[start]

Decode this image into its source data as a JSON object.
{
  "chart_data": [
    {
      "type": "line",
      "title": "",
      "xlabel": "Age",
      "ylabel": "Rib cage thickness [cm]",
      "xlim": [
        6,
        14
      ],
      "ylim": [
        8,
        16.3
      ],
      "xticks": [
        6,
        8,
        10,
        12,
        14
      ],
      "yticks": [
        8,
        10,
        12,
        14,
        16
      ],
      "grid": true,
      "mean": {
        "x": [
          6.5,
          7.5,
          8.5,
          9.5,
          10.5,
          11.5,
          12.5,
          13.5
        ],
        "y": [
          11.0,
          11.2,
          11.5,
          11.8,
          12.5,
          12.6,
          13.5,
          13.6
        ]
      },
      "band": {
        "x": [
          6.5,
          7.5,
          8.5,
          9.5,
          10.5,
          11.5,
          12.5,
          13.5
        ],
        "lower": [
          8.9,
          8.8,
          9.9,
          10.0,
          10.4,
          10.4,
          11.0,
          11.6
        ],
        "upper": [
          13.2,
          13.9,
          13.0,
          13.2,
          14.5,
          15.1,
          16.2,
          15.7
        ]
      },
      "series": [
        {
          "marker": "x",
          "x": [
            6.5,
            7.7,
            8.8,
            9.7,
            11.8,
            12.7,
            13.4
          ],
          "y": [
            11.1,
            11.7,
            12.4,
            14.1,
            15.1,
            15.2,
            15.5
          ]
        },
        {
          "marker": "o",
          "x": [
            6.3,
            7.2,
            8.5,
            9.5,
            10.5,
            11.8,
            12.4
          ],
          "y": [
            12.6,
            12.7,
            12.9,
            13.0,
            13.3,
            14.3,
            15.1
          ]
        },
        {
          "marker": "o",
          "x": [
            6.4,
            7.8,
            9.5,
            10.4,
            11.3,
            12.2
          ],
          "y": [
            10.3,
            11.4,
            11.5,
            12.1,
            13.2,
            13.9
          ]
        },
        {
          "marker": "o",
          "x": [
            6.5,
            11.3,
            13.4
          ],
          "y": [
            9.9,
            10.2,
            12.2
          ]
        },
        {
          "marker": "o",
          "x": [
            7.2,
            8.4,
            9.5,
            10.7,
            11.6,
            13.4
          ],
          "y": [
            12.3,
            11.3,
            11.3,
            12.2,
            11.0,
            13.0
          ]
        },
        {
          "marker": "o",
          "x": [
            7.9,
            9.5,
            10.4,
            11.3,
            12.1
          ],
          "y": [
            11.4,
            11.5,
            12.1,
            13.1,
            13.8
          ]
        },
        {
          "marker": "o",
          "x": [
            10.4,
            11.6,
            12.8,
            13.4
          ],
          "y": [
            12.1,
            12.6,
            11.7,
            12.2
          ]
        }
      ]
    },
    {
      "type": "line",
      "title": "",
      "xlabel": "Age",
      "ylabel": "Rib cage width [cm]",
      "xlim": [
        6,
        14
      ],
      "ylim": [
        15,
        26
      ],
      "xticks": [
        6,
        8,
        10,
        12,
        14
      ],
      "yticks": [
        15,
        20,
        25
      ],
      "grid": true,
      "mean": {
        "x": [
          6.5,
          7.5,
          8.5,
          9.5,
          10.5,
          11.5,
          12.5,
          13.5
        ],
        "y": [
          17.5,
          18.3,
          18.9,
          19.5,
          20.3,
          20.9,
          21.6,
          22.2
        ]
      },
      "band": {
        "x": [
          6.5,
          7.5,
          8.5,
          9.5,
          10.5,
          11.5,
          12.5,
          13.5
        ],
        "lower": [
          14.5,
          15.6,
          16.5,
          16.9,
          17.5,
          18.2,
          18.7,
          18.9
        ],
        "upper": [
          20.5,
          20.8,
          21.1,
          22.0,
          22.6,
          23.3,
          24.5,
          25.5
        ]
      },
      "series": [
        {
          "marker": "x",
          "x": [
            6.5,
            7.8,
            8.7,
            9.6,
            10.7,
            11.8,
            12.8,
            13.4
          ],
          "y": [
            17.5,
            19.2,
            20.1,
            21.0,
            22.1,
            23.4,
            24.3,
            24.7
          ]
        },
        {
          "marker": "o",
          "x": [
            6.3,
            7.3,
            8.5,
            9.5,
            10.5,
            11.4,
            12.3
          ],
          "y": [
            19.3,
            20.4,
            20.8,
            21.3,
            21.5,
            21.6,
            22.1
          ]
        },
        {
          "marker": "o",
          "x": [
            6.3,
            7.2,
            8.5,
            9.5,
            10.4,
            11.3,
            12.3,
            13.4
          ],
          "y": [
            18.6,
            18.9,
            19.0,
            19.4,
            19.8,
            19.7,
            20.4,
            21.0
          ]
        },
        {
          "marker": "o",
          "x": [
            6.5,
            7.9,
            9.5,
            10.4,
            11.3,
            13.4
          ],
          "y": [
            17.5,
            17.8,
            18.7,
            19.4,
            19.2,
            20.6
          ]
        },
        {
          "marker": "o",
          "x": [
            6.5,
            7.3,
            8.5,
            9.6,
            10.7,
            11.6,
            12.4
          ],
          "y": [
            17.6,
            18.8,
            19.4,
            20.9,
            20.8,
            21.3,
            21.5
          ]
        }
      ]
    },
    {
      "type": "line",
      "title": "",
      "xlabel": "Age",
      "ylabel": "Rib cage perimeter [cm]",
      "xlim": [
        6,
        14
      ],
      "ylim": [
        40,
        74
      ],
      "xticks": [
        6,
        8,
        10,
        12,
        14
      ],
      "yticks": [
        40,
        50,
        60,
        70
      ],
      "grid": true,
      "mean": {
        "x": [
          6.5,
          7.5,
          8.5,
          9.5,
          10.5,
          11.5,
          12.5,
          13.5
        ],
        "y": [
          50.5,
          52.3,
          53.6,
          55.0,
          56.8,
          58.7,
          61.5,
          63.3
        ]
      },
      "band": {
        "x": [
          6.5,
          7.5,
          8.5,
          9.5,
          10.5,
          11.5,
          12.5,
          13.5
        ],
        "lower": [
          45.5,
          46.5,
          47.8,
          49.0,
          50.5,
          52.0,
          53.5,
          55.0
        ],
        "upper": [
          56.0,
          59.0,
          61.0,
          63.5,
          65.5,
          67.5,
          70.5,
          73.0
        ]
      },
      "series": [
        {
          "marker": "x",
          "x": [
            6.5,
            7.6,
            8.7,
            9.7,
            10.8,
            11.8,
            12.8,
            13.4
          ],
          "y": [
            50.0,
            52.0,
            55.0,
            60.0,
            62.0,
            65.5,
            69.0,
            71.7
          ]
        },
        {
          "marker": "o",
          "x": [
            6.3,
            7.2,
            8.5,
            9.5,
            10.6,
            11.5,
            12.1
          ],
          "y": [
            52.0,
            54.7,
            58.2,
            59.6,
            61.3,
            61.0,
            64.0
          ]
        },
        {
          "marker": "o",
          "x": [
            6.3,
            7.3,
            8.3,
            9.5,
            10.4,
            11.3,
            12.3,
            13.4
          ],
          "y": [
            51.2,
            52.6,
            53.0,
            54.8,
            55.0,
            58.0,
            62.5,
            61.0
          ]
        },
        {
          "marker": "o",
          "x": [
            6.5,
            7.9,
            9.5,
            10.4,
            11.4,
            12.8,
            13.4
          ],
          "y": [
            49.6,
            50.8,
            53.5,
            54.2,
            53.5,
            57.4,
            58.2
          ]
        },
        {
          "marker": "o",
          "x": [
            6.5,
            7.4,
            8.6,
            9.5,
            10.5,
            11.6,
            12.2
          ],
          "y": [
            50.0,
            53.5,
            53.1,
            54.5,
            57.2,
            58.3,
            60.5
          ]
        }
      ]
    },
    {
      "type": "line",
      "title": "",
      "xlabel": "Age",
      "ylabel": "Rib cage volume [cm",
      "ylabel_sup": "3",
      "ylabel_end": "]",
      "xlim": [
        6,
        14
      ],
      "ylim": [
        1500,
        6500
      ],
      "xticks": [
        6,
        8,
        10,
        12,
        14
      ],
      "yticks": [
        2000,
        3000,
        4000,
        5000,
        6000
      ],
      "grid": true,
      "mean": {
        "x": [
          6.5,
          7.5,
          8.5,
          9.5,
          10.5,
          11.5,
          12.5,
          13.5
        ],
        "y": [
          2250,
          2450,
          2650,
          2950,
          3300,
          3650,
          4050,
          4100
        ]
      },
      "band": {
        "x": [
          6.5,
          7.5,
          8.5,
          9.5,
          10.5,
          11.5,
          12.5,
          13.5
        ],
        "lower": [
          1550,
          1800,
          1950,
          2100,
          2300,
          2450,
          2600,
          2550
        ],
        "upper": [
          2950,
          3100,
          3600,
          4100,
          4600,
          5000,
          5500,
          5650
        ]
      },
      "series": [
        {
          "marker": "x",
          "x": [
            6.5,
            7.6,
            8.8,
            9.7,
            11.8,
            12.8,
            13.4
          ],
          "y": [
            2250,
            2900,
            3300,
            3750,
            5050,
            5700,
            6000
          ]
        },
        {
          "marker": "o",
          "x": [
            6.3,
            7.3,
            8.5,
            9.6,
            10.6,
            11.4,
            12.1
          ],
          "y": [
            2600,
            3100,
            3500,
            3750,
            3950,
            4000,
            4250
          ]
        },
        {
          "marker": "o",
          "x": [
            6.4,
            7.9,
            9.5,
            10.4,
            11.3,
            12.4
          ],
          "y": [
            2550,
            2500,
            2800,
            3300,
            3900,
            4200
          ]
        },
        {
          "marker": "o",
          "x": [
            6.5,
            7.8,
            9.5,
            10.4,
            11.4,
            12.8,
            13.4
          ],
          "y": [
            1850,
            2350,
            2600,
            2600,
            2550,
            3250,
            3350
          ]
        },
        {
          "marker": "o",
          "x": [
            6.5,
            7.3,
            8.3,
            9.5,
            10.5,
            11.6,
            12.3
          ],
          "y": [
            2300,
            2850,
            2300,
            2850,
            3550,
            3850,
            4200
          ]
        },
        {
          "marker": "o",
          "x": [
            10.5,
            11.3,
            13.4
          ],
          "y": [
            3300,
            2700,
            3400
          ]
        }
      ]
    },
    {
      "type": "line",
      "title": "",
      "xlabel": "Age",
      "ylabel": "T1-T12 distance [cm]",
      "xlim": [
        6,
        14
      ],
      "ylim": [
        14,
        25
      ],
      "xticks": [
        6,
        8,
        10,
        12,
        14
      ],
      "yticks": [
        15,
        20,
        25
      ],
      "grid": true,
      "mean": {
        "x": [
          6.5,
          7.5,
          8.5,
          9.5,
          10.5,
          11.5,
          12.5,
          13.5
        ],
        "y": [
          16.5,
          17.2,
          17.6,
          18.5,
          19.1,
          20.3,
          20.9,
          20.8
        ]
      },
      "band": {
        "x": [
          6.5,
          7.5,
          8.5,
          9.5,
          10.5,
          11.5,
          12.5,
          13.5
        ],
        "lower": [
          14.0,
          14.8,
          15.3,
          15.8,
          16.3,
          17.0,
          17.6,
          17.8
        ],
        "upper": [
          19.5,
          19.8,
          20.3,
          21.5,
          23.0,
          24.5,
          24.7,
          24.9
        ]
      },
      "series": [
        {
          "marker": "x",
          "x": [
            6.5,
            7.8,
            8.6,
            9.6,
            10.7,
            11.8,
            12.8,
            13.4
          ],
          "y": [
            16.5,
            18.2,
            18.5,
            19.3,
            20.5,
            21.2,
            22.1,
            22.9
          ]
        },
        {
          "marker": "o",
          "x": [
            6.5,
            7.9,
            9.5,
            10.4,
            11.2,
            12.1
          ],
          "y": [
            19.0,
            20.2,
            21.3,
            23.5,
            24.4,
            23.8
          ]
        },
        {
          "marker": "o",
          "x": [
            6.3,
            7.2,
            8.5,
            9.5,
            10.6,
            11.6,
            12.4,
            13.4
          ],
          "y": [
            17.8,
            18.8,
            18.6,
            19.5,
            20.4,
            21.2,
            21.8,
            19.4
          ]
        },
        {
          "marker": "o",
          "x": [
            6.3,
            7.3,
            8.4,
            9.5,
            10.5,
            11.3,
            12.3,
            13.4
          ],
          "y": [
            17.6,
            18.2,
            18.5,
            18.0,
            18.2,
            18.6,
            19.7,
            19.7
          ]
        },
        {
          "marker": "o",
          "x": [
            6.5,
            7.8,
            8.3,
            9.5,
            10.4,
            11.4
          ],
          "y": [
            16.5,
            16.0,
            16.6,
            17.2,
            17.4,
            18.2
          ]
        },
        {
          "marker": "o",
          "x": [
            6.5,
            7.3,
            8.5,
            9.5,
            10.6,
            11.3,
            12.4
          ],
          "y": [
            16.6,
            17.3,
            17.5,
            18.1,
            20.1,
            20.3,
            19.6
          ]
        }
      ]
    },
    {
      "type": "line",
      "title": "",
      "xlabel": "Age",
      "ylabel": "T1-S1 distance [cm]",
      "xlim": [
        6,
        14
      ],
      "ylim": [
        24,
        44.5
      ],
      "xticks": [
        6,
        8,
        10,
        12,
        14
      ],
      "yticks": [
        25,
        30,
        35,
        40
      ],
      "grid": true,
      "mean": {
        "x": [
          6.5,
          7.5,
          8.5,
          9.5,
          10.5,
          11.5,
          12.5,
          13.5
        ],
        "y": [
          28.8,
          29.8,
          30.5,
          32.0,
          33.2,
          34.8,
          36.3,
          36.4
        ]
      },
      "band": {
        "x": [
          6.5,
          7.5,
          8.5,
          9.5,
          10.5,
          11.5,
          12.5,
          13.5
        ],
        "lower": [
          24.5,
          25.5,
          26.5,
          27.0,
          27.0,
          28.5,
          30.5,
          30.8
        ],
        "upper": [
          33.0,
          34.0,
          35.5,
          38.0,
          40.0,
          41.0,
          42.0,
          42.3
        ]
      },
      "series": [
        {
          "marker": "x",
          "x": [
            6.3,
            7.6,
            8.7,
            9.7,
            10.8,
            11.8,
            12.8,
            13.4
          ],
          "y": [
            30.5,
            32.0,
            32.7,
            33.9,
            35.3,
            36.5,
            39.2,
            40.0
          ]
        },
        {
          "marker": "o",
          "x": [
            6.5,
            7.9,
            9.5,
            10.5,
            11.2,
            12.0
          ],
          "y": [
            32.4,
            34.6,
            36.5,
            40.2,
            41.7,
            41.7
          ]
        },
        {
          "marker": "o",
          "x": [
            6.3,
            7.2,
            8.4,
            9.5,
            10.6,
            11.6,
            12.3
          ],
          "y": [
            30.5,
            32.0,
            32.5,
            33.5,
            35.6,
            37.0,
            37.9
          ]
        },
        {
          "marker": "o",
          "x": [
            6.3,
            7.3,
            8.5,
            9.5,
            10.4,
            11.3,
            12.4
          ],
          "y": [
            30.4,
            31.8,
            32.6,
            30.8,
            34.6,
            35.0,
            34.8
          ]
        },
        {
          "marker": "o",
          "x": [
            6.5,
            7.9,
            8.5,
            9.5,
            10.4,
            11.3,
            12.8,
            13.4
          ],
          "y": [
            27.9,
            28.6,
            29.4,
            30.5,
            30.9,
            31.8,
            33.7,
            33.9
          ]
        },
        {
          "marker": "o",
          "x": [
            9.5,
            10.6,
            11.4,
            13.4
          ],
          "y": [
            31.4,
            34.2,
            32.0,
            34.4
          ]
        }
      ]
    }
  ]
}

[end]

## [Task to carry out]
Count each line with "distance" in it and report that figure by itself.

## [Full answer]
2